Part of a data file
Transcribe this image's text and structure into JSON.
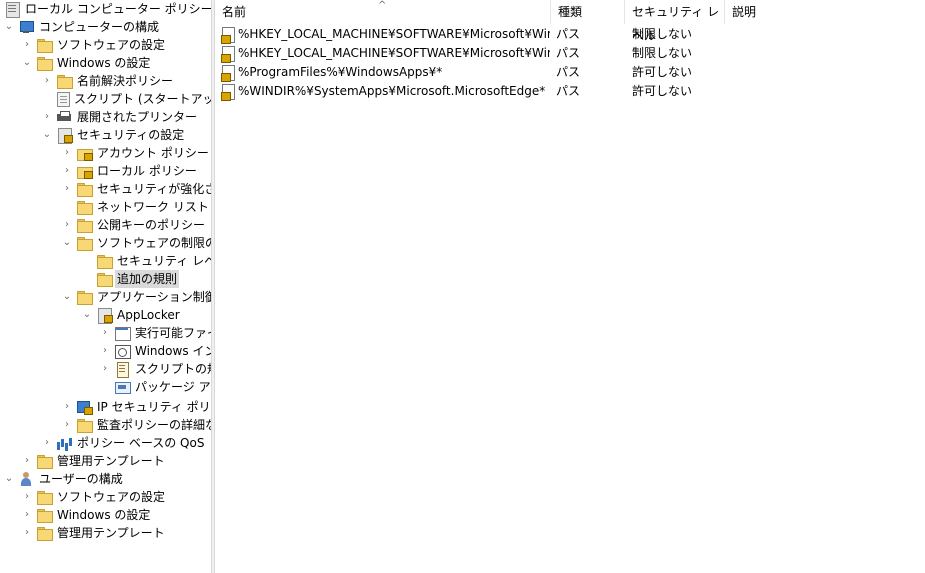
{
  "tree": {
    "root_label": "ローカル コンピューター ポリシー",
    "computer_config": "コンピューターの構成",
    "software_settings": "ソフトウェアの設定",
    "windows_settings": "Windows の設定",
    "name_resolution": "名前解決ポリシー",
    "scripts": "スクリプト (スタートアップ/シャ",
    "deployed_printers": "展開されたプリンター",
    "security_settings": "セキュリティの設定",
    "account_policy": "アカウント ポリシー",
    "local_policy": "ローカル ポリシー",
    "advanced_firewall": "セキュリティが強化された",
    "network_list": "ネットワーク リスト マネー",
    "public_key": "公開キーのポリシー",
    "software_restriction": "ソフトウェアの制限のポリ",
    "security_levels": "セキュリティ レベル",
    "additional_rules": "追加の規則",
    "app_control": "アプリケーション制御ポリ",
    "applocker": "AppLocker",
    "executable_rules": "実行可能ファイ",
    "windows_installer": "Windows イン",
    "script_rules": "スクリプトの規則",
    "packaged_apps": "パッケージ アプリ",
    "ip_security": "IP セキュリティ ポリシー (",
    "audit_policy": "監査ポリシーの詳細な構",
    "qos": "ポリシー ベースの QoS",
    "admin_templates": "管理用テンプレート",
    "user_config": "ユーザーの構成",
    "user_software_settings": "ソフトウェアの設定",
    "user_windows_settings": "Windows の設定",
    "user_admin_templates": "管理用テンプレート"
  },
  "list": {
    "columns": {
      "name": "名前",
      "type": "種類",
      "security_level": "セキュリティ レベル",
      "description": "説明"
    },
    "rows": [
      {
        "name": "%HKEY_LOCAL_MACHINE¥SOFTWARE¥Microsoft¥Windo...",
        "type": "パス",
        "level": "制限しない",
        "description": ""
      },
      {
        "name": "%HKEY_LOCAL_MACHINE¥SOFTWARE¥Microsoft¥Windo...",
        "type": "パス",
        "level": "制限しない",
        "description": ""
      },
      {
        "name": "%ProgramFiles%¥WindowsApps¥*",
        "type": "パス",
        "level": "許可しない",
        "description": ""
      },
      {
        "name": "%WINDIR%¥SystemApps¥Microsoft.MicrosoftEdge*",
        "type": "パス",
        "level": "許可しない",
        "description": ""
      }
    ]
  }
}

==

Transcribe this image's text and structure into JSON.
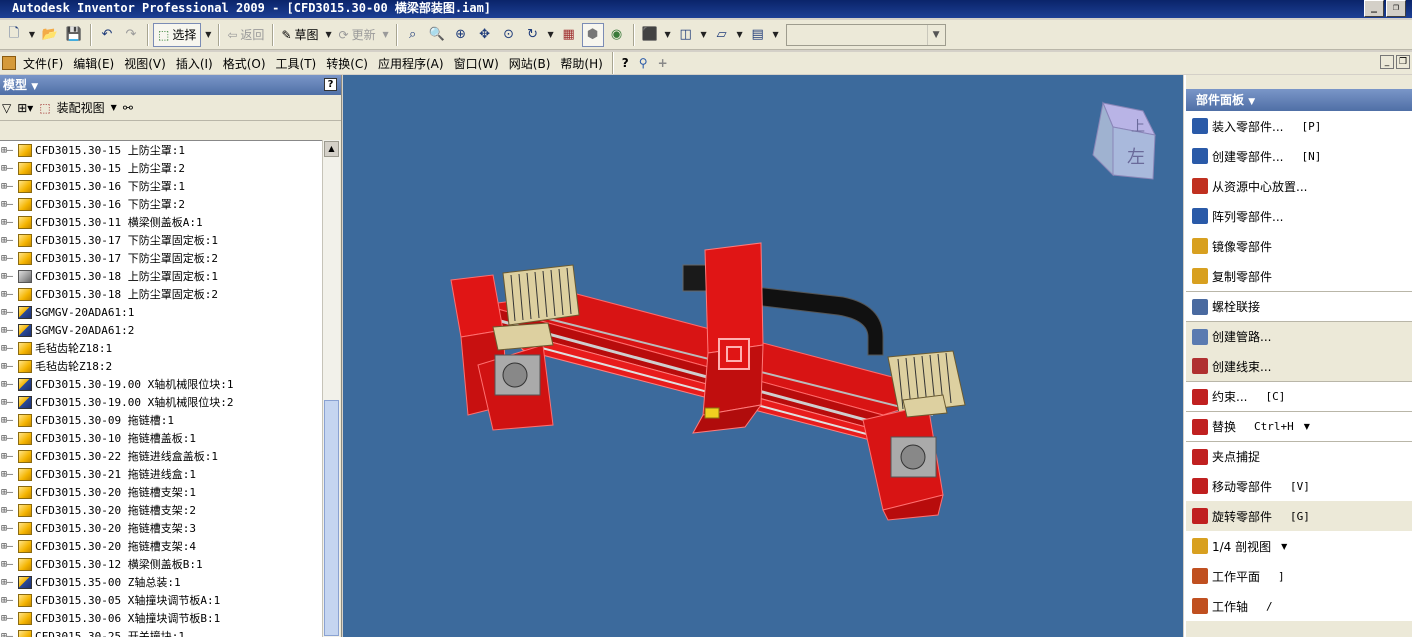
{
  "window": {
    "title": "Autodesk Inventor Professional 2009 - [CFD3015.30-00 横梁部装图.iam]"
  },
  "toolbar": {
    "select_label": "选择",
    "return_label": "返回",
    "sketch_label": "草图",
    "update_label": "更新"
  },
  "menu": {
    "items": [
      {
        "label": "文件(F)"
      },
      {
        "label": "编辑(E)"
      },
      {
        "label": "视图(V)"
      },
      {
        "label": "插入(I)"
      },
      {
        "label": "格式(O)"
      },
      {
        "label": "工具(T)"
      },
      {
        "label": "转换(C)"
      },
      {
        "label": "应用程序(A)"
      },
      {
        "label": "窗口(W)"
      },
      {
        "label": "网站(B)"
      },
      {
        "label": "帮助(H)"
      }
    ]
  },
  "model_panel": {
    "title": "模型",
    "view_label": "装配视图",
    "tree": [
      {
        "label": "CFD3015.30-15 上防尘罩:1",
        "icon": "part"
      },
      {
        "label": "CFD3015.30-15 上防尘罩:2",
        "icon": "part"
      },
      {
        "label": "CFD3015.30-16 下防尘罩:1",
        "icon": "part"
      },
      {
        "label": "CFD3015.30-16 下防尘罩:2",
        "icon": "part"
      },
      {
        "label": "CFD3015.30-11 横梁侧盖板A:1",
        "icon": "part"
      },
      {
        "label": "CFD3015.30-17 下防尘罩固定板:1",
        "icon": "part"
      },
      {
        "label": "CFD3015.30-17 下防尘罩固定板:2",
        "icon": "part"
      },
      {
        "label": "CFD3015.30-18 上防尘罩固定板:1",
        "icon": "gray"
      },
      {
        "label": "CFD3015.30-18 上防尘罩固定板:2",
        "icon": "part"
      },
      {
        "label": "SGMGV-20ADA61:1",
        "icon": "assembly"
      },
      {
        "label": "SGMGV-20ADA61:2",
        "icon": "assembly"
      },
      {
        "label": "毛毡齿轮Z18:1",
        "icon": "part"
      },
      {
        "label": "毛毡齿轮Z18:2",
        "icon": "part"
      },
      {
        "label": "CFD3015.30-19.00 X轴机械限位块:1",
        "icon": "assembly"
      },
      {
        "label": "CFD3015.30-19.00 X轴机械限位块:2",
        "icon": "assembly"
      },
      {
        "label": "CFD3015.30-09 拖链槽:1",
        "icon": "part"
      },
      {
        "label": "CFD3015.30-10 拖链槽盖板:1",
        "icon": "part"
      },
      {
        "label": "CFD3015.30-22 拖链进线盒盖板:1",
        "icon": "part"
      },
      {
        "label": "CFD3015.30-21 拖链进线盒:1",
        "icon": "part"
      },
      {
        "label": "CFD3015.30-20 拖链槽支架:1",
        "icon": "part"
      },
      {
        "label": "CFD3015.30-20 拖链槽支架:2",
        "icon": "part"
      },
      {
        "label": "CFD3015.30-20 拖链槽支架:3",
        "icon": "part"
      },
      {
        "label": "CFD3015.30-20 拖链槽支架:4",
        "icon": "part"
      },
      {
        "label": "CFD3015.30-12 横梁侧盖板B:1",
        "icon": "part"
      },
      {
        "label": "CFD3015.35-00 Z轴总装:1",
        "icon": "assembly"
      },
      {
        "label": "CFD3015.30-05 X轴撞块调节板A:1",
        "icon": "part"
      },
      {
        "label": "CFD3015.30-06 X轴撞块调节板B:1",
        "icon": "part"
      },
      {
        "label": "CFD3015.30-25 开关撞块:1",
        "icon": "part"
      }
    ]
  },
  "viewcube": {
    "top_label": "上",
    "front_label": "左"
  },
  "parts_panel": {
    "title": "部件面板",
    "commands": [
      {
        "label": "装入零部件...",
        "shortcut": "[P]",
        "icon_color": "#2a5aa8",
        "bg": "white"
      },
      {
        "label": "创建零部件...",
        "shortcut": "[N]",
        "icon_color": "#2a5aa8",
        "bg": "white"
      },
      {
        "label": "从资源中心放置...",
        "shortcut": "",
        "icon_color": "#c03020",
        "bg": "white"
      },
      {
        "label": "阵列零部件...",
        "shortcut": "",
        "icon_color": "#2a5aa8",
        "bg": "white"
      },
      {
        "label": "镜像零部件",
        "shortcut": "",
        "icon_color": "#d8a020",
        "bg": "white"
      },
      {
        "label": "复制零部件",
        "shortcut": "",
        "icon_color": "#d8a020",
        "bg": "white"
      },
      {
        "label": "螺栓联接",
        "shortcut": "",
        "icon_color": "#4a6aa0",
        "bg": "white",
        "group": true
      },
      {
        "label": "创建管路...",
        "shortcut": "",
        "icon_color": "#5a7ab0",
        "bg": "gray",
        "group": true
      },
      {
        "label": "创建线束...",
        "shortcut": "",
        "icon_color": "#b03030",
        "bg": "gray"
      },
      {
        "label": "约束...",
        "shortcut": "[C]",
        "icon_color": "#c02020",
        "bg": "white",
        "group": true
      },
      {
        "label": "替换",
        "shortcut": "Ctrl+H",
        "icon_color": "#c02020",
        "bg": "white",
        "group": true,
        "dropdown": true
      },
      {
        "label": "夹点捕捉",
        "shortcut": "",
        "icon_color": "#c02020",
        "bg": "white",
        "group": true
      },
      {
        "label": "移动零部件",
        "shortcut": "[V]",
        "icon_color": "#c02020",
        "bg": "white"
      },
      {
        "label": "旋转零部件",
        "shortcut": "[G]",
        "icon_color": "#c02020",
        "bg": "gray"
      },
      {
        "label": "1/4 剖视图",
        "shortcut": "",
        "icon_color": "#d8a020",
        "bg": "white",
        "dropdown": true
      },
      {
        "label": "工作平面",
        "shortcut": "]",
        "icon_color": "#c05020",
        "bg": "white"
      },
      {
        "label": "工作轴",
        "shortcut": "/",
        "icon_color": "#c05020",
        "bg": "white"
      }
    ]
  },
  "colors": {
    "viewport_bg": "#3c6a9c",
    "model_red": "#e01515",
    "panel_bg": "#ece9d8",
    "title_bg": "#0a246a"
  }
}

---

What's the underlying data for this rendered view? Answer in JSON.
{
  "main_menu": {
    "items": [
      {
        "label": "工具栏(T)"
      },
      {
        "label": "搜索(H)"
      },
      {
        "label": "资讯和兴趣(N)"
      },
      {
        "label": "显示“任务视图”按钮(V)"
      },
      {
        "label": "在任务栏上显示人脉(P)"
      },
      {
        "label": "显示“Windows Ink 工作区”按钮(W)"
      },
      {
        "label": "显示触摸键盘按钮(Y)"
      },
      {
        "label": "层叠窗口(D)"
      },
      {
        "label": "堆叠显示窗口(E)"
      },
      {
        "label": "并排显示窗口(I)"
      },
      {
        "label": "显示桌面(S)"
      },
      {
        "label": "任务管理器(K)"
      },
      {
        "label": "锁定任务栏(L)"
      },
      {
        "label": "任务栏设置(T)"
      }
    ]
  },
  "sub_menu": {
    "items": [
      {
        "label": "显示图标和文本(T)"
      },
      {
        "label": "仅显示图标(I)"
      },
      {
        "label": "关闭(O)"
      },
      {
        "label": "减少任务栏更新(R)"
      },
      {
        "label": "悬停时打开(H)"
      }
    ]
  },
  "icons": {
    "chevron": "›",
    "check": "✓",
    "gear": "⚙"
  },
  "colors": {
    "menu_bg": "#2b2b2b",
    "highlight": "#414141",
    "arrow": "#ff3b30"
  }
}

**Task directions**. Copy all lines in the listing above where the string "拖链槽支架" appears.

**Result of the task**.
        "label": "CFD3015.30-20 拖链槽支架:1",
        "label": "CFD3015.30-20 拖链槽支架:2",
        "label": "CFD3015.30-20 拖链槽支架:3",
        "label": "CFD3015.30-20 拖链槽支架:4",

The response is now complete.